What to produce:
Images appear in the records below; leave them out and repeat everything else exactly.

━━━━━ Dataset records ━━━━━

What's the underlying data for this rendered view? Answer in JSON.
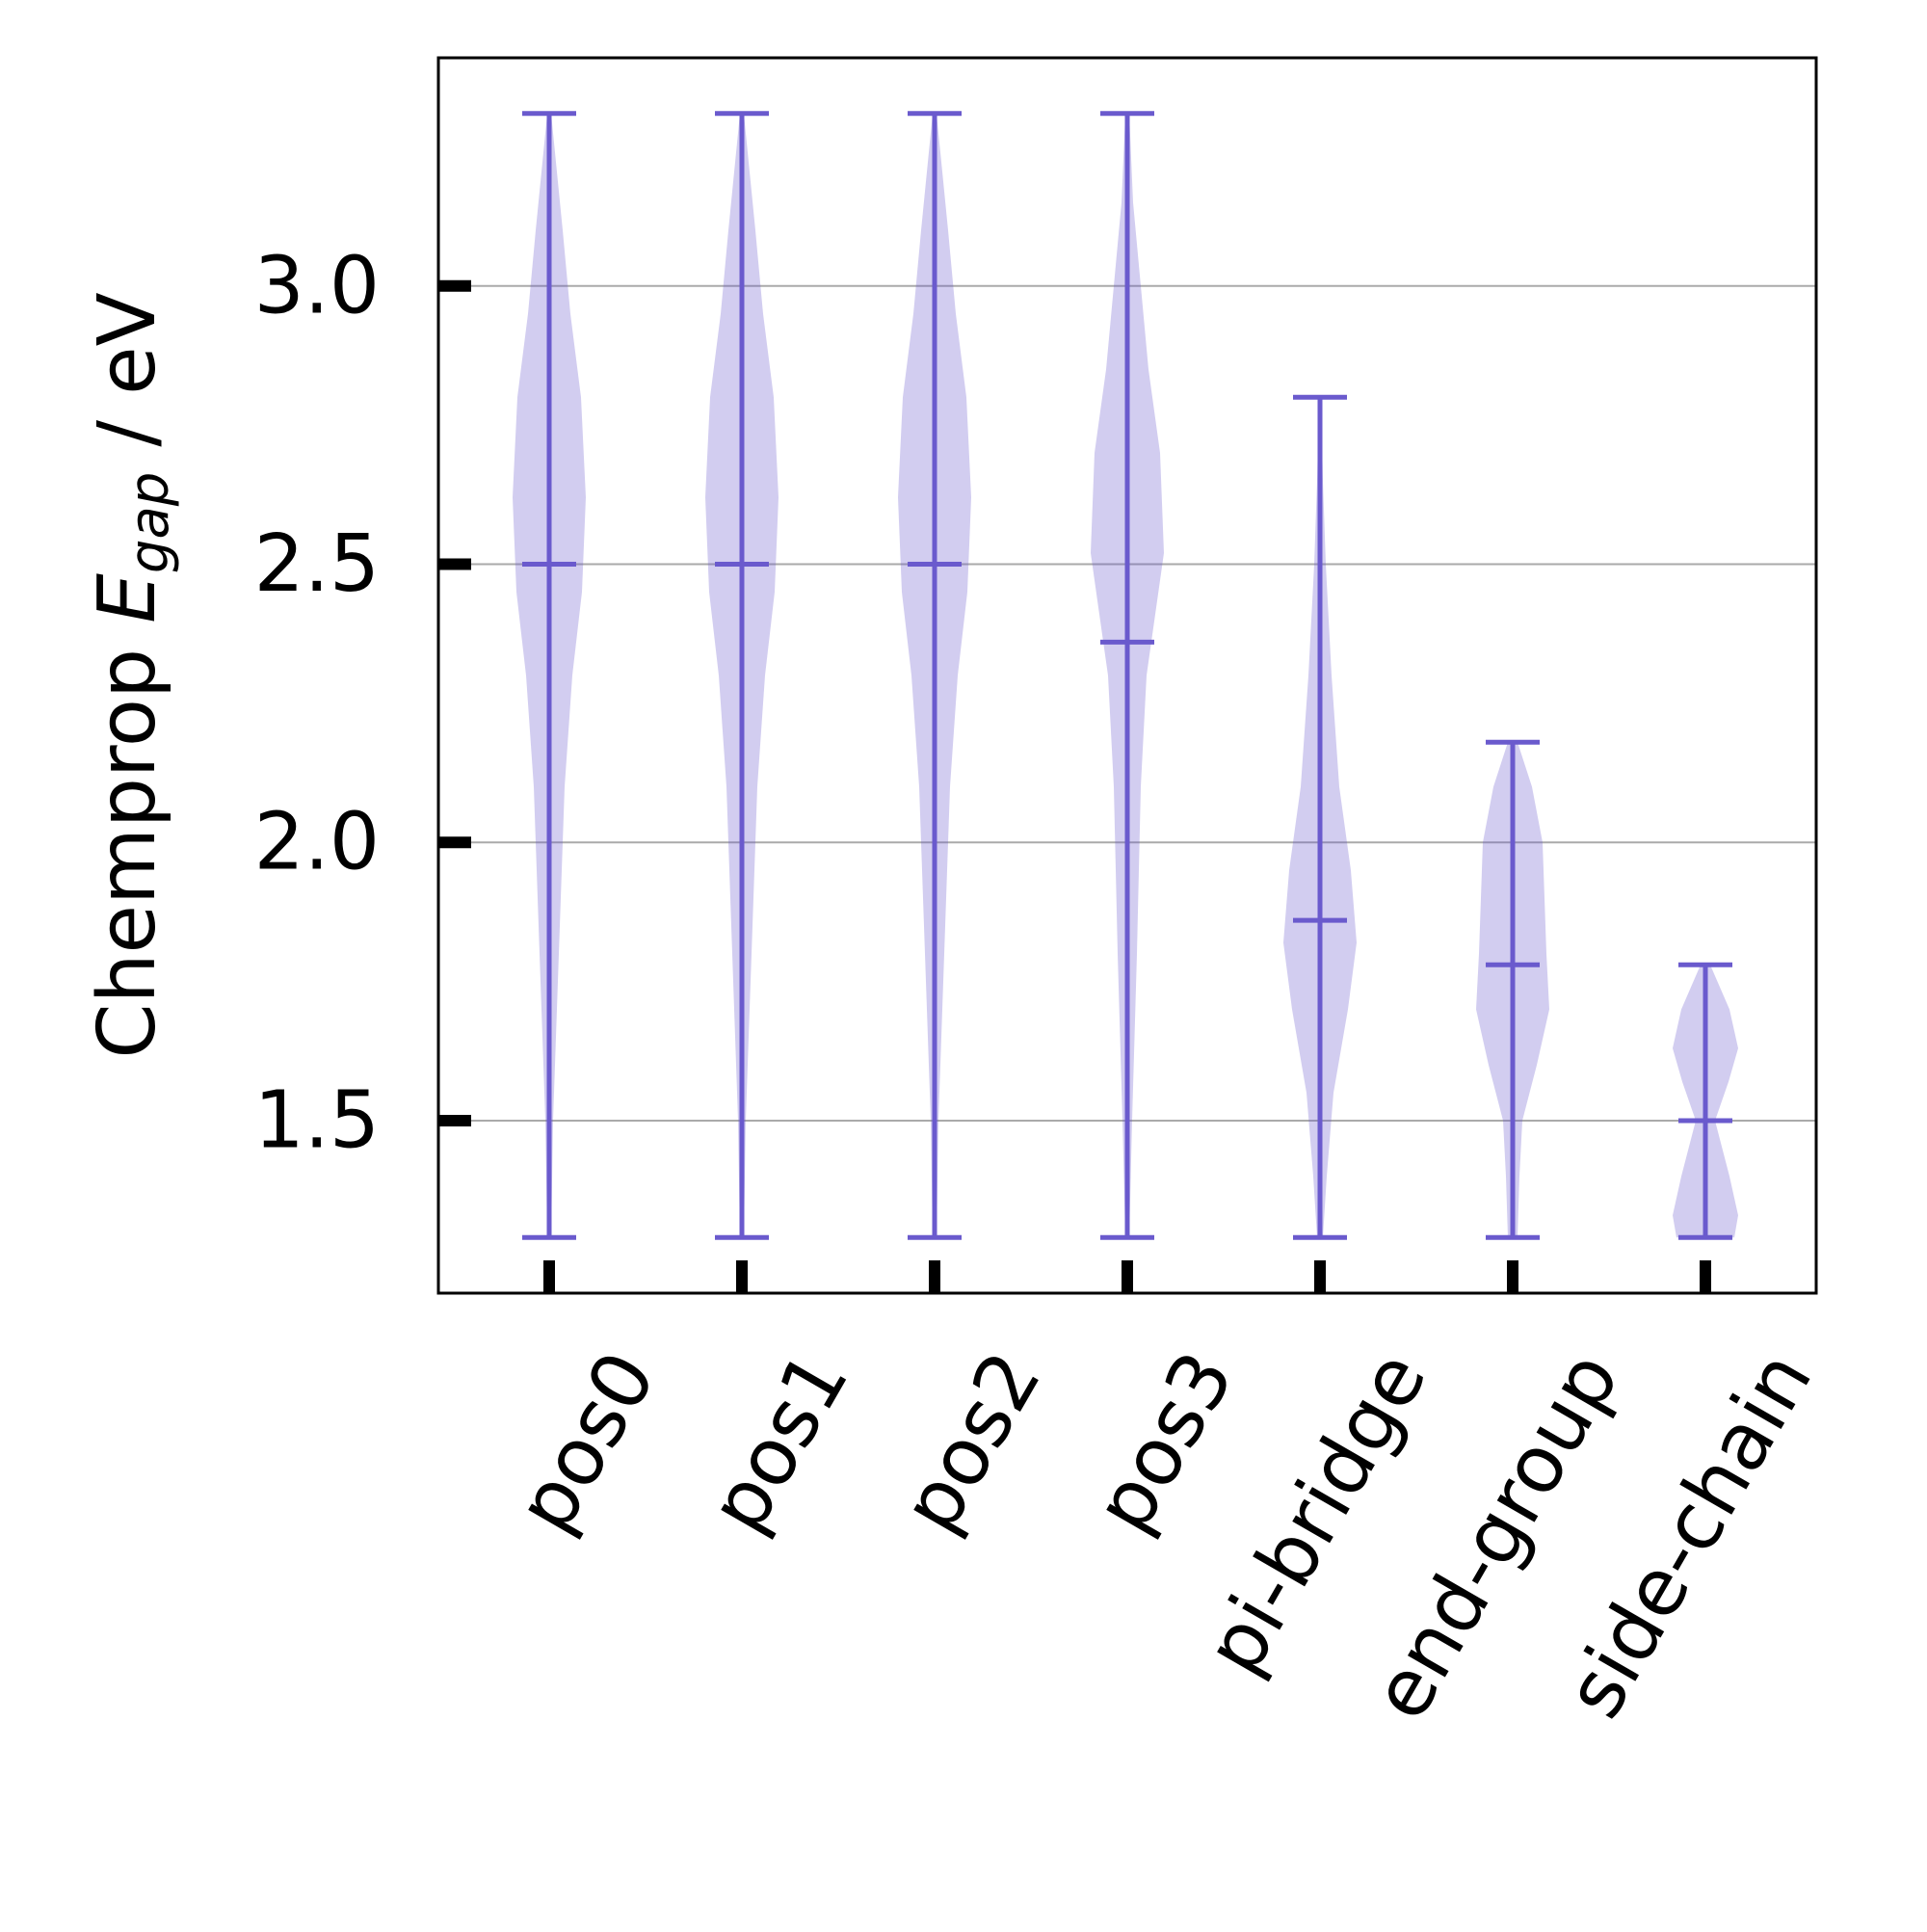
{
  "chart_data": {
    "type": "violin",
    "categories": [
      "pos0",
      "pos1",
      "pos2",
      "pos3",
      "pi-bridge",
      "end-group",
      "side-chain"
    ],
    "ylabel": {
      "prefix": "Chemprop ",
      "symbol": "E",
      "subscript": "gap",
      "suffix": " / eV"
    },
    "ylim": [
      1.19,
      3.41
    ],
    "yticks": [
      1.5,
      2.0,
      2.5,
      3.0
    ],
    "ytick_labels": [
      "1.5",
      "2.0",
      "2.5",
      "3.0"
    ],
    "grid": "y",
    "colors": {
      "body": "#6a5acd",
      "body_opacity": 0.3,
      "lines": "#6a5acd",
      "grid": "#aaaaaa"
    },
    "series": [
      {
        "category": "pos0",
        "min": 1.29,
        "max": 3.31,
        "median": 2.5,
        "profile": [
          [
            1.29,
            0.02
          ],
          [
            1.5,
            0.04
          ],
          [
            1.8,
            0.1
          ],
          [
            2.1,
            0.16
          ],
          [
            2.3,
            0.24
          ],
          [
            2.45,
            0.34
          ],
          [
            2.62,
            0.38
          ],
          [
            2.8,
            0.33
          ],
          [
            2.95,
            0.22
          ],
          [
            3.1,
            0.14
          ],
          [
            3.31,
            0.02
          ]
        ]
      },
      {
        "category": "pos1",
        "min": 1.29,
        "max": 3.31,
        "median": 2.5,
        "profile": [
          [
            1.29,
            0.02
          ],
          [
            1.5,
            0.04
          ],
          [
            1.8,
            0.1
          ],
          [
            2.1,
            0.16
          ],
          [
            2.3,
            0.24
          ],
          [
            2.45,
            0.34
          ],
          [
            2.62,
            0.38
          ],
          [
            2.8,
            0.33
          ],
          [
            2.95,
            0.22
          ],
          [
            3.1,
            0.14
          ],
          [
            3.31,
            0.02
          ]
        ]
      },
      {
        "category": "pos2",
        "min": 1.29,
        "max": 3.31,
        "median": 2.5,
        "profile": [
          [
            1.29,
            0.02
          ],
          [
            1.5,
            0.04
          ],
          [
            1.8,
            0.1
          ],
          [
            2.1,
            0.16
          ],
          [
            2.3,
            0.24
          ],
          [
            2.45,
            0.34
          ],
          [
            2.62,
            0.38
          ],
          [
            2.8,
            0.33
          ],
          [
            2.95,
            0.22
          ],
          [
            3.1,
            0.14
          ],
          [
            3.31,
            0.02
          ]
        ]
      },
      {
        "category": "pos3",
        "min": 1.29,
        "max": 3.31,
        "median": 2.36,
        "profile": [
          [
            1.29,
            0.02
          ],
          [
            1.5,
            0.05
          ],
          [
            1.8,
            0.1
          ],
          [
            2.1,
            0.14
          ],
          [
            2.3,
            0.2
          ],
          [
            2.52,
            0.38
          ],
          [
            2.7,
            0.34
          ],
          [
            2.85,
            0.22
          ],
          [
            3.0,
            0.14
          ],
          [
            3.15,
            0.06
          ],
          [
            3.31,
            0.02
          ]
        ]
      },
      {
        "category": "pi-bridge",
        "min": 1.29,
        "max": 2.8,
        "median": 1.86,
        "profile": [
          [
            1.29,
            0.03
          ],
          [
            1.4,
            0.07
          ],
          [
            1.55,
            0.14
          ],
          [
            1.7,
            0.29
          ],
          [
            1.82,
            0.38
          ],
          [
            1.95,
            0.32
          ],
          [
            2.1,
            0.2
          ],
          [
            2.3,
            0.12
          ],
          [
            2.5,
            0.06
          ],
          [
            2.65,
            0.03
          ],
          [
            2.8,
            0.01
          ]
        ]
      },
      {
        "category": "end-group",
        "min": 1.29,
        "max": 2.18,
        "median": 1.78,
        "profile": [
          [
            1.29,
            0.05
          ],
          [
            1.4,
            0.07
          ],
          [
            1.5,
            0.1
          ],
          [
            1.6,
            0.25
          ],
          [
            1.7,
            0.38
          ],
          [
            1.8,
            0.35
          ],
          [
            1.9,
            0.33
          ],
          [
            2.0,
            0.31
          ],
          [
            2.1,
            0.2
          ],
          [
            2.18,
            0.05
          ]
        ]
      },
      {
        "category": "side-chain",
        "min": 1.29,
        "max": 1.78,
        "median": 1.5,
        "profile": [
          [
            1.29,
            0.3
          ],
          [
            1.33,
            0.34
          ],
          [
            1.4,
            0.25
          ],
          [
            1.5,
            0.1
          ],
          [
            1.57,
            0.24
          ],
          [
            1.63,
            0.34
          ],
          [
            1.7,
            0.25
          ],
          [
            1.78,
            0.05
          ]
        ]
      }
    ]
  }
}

━━━━━

Written reply:
What's the underlying data for this rendered view? Answer in JSON.
{
  "chart_data": {
    "type": "violin",
    "categories": [
      "pos0",
      "pos1",
      "pos2",
      "pos3",
      "pi-bridge",
      "end-group",
      "side-chain"
    ],
    "ylabel": {
      "prefix": "Chemprop ",
      "symbol": "E",
      "subscript": "gap",
      "suffix": " / eV"
    },
    "ylim": [
      1.19,
      3.41
    ],
    "yticks": [
      1.5,
      2.0,
      2.5,
      3.0
    ],
    "ytick_labels": [
      "1.5",
      "2.0",
      "2.5",
      "3.0"
    ],
    "grid": "y",
    "colors": {
      "body": "#6a5acd",
      "body_opacity": 0.3,
      "lines": "#6a5acd",
      "grid": "#aaaaaa"
    },
    "series": [
      {
        "category": "pos0",
        "min": 1.29,
        "max": 3.31,
        "median": 2.5,
        "profile": [
          [
            1.29,
            0.02
          ],
          [
            1.5,
            0.04
          ],
          [
            1.8,
            0.1
          ],
          [
            2.1,
            0.16
          ],
          [
            2.3,
            0.24
          ],
          [
            2.45,
            0.34
          ],
          [
            2.62,
            0.38
          ],
          [
            2.8,
            0.33
          ],
          [
            2.95,
            0.22
          ],
          [
            3.1,
            0.14
          ],
          [
            3.31,
            0.02
          ]
        ]
      },
      {
        "category": "pos1",
        "min": 1.29,
        "max": 3.31,
        "median": 2.5,
        "profile": [
          [
            1.29,
            0.02
          ],
          [
            1.5,
            0.04
          ],
          [
            1.8,
            0.1
          ],
          [
            2.1,
            0.16
          ],
          [
            2.3,
            0.24
          ],
          [
            2.45,
            0.34
          ],
          [
            2.62,
            0.38
          ],
          [
            2.8,
            0.33
          ],
          [
            2.95,
            0.22
          ],
          [
            3.1,
            0.14
          ],
          [
            3.31,
            0.02
          ]
        ]
      },
      {
        "category": "pos2",
        "min": 1.29,
        "max": 3.31,
        "median": 2.5,
        "profile": [
          [
            1.29,
            0.02
          ],
          [
            1.5,
            0.04
          ],
          [
            1.8,
            0.1
          ],
          [
            2.1,
            0.16
          ],
          [
            2.3,
            0.24
          ],
          [
            2.45,
            0.34
          ],
          [
            2.62,
            0.38
          ],
          [
            2.8,
            0.33
          ],
          [
            2.95,
            0.22
          ],
          [
            3.1,
            0.14
          ],
          [
            3.31,
            0.02
          ]
        ]
      },
      {
        "category": "pos3",
        "min": 1.29,
        "max": 3.31,
        "median": 2.36,
        "profile": [
          [
            1.29,
            0.02
          ],
          [
            1.5,
            0.05
          ],
          [
            1.8,
            0.1
          ],
          [
            2.1,
            0.14
          ],
          [
            2.3,
            0.2
          ],
          [
            2.52,
            0.38
          ],
          [
            2.7,
            0.34
          ],
          [
            2.85,
            0.22
          ],
          [
            3.0,
            0.14
          ],
          [
            3.15,
            0.06
          ],
          [
            3.31,
            0.02
          ]
        ]
      },
      {
        "category": "pi-bridge",
        "min": 1.29,
        "max": 2.8,
        "median": 1.86,
        "profile": [
          [
            1.29,
            0.03
          ],
          [
            1.4,
            0.07
          ],
          [
            1.55,
            0.14
          ],
          [
            1.7,
            0.29
          ],
          [
            1.82,
            0.38
          ],
          [
            1.95,
            0.32
          ],
          [
            2.1,
            0.2
          ],
          [
            2.3,
            0.12
          ],
          [
            2.5,
            0.06
          ],
          [
            2.65,
            0.03
          ],
          [
            2.8,
            0.01
          ]
        ]
      },
      {
        "category": "end-group",
        "min": 1.29,
        "max": 2.18,
        "median": 1.78,
        "profile": [
          [
            1.29,
            0.05
          ],
          [
            1.4,
            0.07
          ],
          [
            1.5,
            0.1
          ],
          [
            1.6,
            0.25
          ],
          [
            1.7,
            0.38
          ],
          [
            1.8,
            0.35
          ],
          [
            1.9,
            0.33
          ],
          [
            2.0,
            0.31
          ],
          [
            2.1,
            0.2
          ],
          [
            2.18,
            0.05
          ]
        ]
      },
      {
        "category": "side-chain",
        "min": 1.29,
        "max": 1.78,
        "median": 1.5,
        "profile": [
          [
            1.29,
            0.3
          ],
          [
            1.33,
            0.34
          ],
          [
            1.4,
            0.25
          ],
          [
            1.5,
            0.1
          ],
          [
            1.57,
            0.24
          ],
          [
            1.63,
            0.34
          ],
          [
            1.7,
            0.25
          ],
          [
            1.78,
            0.05
          ]
        ]
      }
    ]
  }
}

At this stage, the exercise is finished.